═════ TASK INPUTS ═════

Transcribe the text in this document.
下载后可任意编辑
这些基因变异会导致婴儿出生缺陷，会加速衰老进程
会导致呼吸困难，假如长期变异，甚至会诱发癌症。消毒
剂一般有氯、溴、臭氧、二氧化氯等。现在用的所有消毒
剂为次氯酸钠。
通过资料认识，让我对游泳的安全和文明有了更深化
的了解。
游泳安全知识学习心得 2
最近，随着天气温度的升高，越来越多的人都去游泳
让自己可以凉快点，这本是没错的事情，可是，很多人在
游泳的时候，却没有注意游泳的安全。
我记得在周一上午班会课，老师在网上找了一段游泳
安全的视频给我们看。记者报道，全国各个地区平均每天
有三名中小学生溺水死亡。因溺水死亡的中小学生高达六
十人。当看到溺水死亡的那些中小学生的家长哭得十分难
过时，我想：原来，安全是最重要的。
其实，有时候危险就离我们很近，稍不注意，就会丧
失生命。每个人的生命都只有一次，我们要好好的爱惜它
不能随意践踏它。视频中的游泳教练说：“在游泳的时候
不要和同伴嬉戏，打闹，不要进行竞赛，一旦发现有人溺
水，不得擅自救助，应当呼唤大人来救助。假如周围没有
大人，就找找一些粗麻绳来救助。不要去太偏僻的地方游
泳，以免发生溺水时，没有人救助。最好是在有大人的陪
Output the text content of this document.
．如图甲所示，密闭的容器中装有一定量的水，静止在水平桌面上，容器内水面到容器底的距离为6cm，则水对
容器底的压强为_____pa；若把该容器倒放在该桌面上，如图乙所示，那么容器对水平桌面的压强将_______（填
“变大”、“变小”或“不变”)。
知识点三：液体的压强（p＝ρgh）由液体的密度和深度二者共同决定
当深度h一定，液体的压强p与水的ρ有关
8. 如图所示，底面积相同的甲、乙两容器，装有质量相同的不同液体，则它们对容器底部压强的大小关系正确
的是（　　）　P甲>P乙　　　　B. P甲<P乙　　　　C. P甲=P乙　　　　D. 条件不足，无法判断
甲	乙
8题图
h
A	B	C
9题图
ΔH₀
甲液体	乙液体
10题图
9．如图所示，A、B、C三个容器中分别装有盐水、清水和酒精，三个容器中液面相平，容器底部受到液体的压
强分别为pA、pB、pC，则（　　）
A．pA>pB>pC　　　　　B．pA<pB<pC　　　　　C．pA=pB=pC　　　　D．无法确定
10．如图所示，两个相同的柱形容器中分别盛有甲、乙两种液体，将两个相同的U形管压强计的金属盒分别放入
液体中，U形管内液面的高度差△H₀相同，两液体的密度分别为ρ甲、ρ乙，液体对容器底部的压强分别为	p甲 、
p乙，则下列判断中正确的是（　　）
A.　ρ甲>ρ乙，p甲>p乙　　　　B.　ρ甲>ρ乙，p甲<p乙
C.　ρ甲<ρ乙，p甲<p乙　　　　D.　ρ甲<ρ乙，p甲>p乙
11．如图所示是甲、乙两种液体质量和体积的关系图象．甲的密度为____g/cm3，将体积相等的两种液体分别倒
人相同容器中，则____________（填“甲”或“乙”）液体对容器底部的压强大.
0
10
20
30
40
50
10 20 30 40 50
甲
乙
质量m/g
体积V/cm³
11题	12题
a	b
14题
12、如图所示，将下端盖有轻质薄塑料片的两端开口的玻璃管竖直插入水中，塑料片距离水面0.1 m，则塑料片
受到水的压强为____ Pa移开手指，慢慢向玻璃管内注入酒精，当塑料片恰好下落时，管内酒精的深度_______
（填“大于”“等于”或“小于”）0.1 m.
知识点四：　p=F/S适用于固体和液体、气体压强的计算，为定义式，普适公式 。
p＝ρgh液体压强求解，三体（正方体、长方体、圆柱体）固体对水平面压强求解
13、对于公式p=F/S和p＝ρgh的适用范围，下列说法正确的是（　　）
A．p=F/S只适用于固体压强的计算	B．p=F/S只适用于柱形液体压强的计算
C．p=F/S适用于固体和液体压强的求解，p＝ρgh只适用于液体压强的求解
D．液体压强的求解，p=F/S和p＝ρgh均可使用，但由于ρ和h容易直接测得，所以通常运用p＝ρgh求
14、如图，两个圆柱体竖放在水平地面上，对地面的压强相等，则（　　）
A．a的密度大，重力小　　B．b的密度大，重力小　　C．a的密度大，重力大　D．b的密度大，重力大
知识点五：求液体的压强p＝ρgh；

═════

**PROBLEM TO SOLVE**
Search the records for the string "document" and return every line in which it occurs.

**RESULT OF THIS EXERCISE**
Transcribe the text in this document.
Output the text content of this document.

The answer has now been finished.